What is expected: Beneath this task is a listing; retype all of it exactly.

Input:
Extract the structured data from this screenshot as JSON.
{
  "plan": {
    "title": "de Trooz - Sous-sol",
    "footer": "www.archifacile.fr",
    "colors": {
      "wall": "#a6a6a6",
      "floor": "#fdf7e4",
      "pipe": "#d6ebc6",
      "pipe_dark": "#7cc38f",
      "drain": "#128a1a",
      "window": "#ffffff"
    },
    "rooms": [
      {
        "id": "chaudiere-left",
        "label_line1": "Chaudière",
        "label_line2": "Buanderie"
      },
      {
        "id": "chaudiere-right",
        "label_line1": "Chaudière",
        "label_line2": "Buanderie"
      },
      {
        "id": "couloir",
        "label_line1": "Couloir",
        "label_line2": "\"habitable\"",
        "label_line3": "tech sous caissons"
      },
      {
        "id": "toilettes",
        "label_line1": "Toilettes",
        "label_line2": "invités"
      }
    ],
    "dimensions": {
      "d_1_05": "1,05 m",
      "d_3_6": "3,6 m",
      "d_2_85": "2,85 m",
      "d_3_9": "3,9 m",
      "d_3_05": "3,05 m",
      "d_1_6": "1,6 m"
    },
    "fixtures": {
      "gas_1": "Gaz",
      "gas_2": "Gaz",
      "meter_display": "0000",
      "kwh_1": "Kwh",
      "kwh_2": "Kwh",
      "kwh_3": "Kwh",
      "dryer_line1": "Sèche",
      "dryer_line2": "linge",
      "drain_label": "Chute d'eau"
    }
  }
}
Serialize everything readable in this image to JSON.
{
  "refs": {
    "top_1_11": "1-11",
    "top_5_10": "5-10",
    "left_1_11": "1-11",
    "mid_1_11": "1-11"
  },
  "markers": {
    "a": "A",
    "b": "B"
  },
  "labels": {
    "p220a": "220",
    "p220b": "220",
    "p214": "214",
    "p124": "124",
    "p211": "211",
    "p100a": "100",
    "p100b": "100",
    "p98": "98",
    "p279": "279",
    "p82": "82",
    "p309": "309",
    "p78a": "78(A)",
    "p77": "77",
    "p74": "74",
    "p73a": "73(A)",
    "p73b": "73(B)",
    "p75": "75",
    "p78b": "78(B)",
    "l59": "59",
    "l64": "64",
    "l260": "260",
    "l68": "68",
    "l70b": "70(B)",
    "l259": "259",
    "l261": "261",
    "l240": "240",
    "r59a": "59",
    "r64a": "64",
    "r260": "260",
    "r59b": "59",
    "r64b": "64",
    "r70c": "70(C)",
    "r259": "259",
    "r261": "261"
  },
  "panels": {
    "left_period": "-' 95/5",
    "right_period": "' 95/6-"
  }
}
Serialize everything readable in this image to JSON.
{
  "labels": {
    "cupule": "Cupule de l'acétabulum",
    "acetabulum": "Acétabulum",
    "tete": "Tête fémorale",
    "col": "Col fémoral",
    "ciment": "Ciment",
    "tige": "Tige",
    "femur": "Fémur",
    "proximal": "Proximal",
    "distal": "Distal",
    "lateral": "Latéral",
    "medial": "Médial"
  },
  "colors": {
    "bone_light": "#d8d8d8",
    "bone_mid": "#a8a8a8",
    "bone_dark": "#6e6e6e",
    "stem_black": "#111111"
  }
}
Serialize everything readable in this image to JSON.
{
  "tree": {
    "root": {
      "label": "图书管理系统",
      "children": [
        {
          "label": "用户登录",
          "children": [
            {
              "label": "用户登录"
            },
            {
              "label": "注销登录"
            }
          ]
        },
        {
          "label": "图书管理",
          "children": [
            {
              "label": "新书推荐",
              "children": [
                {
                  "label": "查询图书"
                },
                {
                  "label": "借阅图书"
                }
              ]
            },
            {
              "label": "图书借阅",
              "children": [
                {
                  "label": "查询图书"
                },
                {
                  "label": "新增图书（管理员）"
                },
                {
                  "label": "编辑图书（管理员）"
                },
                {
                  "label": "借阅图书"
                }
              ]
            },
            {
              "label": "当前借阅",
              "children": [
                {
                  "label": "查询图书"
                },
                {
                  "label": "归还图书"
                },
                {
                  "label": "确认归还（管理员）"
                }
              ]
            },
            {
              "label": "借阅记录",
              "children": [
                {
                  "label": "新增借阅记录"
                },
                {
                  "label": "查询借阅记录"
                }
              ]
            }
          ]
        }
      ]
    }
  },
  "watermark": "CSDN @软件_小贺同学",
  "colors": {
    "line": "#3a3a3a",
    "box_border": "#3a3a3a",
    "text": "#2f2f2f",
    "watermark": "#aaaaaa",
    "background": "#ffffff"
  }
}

Exercise solution:
Extract the structured data from this screenshot as JSON.
{
  "plan": {
    "title": "de Trooz - Sous-sol",
    "footer": "www.archifacile.fr",
    "colors": {
      "wall": "#a6a6a6",
      "floor": "#fdf7e4",
      "pipe": "#d6ebc6",
      "pipe_dark": "#7cc38f",
      "drain": "#128a1a",
      "window": "#ffffff"
    },
    "rooms": [
      {
        "id": "chaudiere-left",
        "label_line1": "Chaudière",
        "label_line2": "Buanderie"
      },
      {
        "id": "chaudiere-right",
        "label_line1": "Chaudière",
        "label_line2": "Buanderie"
      },
      {
        "id": "couloir",
        "label_line1": "Couloir",
        "label_line2": "\"habitable\"",
        "label_line3": "tech sous caissons"
      },
      {
        "id": "toilettes",
        "label_line1": "Toilettes",
        "label_line2": "invités"
      }
    ],
    "dimensions": {
      "d_1_05": "1,05 m",
      "d_3_6": "3,6 m",
      "d_2_85": "2,85 m",
      "d_3_9": "3,9 m",
      "d_3_05": "3,05 m",
      "d_1_6": "1,6 m"
    },
    "fixtures": {
      "gas_1": "Gaz",
      "gas_2": "Gaz",
      "meter_display": "0000",
      "kwh_1": "Kwh",
      "kwh_2": "Kwh",
      "kwh_3": "Kwh",
      "dryer_line1": "Sèche",
      "dryer_line2": "linge",
      "drain_label": "Chute d'eau"
    }
  }
}
Serialize everything readable in this image to JSON.
{
  "refs": {
    "top_1_11": "1-11",
    "top_5_10": "5-10",
    "left_1_11": "1-11",
    "mid_1_11": "1-11"
  },
  "markers": {
    "a": "A",
    "b": "B"
  },
  "labels": {
    "p220a": "220",
    "p220b": "220",
    "p214": "214",
    "p124": "124",
    "p211": "211",
    "p100a": "100",
    "p100b": "100",
    "p98": "98",
    "p279": "279",
    "p82": "82",
    "p309": "309",
    "p78a": "78(A)",
    "p77": "77",
    "p74": "74",
    "p73a": "73(A)",
    "p73b": "73(B)",
    "p75": "75",
    "p78b": "78(B)",
    "l59": "59",
    "l64": "64",
    "l260": "260",
    "l68": "68",
    "l70b": "70(B)",
    "l259": "259",
    "l261": "261",
    "l240": "240",
    "r59a": "59",
    "r64a": "64",
    "r260": "260",
    "r59b": "59",
    "r64b": "64",
    "r70c": "70(C)",
    "r259": "259",
    "r261": "261"
  },
  "panels": {
    "left_period": "-' 95/5",
    "right_period": "' 95/6-"
  }
}
Serialize everything readable in this image to JSON.
{
  "labels": {
    "cupule": "Cupule de l'acétabulum",
    "acetabulum": "Acétabulum",
    "tete": "Tête fémorale",
    "col": "Col fémoral",
    "ciment": "Ciment",
    "tige": "Tige",
    "femur": "Fémur",
    "proximal": "Proximal",
    "distal": "Distal",
    "lateral": "Latéral",
    "medial": "Médial"
  },
  "colors": {
    "bone_light": "#d8d8d8",
    "bone_mid": "#a8a8a8",
    "bone_dark": "#6e6e6e",
    "stem_black": "#111111"
  }
}
Serialize everything readable in this image to JSON.
{
  "tree": {
    "root": {
      "label": "图书管理系统",
      "children": [
        {
          "label": "用户登录",
          "children": [
            {
              "label": "用户登录"
            },
            {
              "label": "注销登录"
            }
          ]
        },
        {
          "label": "图书管理",
          "children": [
            {
              "label": "新书推荐",
              "children": [
                {
                  "label": "查询图书"
                },
                {
                  "label": "借阅图书"
                }
              ]
            },
            {
              "label": "图书借阅",
              "children": [
                {
                  "label": "查询图书"
                },
                {
                  "label": "新增图书（管理员）"
                },
                {
                  "label": "编辑图书（管理员）"
                },
                {
                  "label": "借阅图书"
                }
              ]
            },
            {
              "label": "当前借阅",
              "children": [
                {
                  "label": "查询图书"
                },
                {
                  "label": "归还图书"
                },
                {
                  "label": "确认归还（管理员）"
                }
              ]
            },
            {
              "label": "借阅记录",
              "children": [
                {
                  "label": "新增借阅记录"
                },
                {
                  "label": "查询借阅记录"
                }
              ]
            }
          ]
        }
      ]
    }
  },
  "watermark": "CSDN @软件_小贺同学",
  "colors": {
    "line": "#3a3a3a",
    "box_border": "#3a3a3a",
    "text": "#2f2f2f",
    "watermark": "#aaaaaa",
    "background": "#ffffff"
  }
}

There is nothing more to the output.